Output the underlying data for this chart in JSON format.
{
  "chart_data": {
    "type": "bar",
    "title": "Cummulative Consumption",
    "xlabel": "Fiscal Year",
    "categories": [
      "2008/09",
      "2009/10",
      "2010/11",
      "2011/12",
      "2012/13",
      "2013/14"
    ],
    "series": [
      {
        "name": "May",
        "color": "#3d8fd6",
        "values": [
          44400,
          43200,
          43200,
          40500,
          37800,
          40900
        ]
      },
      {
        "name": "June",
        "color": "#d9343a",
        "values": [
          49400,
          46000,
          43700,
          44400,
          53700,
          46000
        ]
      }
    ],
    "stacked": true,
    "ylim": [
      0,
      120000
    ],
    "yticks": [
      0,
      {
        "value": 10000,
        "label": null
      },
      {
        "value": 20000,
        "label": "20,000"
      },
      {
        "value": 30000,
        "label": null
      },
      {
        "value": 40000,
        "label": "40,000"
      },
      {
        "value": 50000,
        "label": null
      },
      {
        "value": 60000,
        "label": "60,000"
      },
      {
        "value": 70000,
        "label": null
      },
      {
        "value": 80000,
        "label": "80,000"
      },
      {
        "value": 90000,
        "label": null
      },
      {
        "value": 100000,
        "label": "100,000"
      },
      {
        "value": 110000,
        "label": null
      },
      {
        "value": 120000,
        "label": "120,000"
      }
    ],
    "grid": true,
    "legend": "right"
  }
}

※ ※ ※

◆ **Required task**
Copy all of the data. Keep every word exactly as it is.

◆ **Written solution**
Output the underlying data for this chart in JSON format.
{
  "chart_data": {
    "type": "bar",
    "title": "Cummulative Consumption",
    "xlabel": "Fiscal Year",
    "categories": [
      "2008/09",
      "2009/10",
      "2010/11",
      "2011/12",
      "2012/13",
      "2013/14"
    ],
    "series": [
      {
        "name": "May",
        "color": "#3d8fd6",
        "values": [
          44400,
          43200,
          43200,
          40500,
          37800,
          40900
        ]
      },
      {
        "name": "June",
        "color": "#d9343a",
        "values": [
          49400,
          46000,
          43700,
          44400,
          53700,
          46000
        ]
      }
    ],
    "stacked": true,
    "ylim": [
      0,
      120000
    ],
    "yticks": [
      0,
      {
        "value": 10000,
        "label": null
      },
      {
        "value": 20000,
        "label": "20,000"
      },
      {
        "value": 30000,
        "label": null
      },
      {
        "value": 40000,
        "label": "40,000"
      },
      {
        "value": 50000,
        "label": null
      },
      {
        "value": 60000,
        "label": "60,000"
      },
      {
        "value": 70000,
        "label": null
      },
      {
        "value": 80000,
        "label": "80,000"
      },
      {
        "value": 90000,
        "label": null
      },
      {
        "value": 100000,
        "label": "100,000"
      },
      {
        "value": 110000,
        "label": null
      },
      {
        "value": 120000,
        "label": "120,000"
      }
    ],
    "grid": true,
    "legend": "right"
  }
}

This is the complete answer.